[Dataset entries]

↓↓↓

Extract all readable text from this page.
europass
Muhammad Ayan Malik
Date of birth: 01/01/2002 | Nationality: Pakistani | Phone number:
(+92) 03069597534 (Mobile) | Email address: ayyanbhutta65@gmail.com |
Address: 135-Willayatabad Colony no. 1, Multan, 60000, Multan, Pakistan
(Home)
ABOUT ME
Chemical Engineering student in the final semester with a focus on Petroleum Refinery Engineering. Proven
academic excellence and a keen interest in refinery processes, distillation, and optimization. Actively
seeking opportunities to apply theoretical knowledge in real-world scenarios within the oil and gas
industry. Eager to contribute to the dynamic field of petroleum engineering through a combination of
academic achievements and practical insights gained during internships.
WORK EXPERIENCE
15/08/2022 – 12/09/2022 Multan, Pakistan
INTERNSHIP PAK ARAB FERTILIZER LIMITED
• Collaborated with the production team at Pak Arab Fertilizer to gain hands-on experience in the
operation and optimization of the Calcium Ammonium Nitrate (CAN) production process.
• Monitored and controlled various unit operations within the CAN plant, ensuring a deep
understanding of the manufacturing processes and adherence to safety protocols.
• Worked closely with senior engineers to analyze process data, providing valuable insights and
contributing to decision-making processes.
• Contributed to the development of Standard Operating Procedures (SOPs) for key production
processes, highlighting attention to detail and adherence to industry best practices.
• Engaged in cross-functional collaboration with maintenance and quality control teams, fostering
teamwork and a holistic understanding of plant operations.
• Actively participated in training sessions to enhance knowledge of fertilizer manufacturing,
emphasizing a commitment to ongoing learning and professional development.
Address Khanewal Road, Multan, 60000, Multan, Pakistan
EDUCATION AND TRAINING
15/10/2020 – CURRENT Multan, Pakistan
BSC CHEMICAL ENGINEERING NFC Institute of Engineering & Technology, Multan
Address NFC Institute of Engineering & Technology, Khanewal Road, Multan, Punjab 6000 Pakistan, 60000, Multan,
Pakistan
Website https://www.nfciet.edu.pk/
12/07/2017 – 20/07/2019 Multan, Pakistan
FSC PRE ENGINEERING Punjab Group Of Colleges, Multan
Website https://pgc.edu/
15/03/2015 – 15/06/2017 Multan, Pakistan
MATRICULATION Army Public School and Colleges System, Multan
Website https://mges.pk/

↑↑↑

- [WHAT THE TASK REQUIRES]:
All of the data above should be transcribed exactly.

- [SOLUTION BELOW]:
Extract all readable text from this page.
europass
Muhammad Ayan Malik
Date of birth: 01/01/2002 | Nationality: Pakistani | Phone number:
(+92) 03069597534 (Mobile) | Email address: ayyanbhutta65@gmail.com |
Address: 135-Willayatabad Colony no. 1, Multan, 60000, Multan, Pakistan
(Home)
ABOUT ME
Chemical Engineering student in the final semester with a focus on Petroleum Refinery Engineering. Proven
academic excellence and a keen interest in refinery processes, distillation, and optimization. Actively
seeking opportunities to apply theoretical knowledge in real-world scenarios within the oil and gas
industry. Eager to contribute to the dynamic field of petroleum engineering through a combination of
academic achievements and practical insights gained during internships.
WORK EXPERIENCE
15/08/2022 – 12/09/2022 Multan, Pakistan
INTERNSHIP PAK ARAB FERTILIZER LIMITED
• Collaborated with the production team at Pak Arab Fertilizer to gain hands-on experience in the
operation and optimization of the Calcium Ammonium Nitrate (CAN) production process.
• Monitored and controlled various unit operations within the CAN plant, ensuring a deep
understanding of the manufacturing processes and adherence to safety protocols.
• Worked closely with senior engineers to analyze process data, providing valuable insights and
contributing to decision-making processes.
• Contributed to the development of Standard Operating Procedures (SOPs) for key production
processes, highlighting attention to detail and adherence to industry best practices.
• Engaged in cross-functional collaboration with maintenance and quality control teams, fostering
teamwork and a holistic understanding of plant operations.
• Actively participated in training sessions to enhance knowledge of fertilizer manufacturing,
emphasizing a commitment to ongoing learning and professional development.
Address Khanewal Road, Multan, 60000, Multan, Pakistan
EDUCATION AND TRAINING
15/10/2020 – CURRENT Multan, Pakistan
BSC CHEMICAL ENGINEERING NFC Institute of Engineering & Technology, Multan
Address NFC Institute of Engineering & Technology, Khanewal Road, Multan, Punjab 6000 Pakistan, 60000, Multan,
Pakistan
Website https://www.nfciet.edu.pk/
12/07/2017 – 20/07/2019 Multan, Pakistan
FSC PRE ENGINEERING Punjab Group Of Colleges, Multan
Website https://pgc.edu/
15/03/2015 – 15/06/2017 Multan, Pakistan
MATRICULATION Army Public School and Colleges System, Multan
Website https://mges.pk/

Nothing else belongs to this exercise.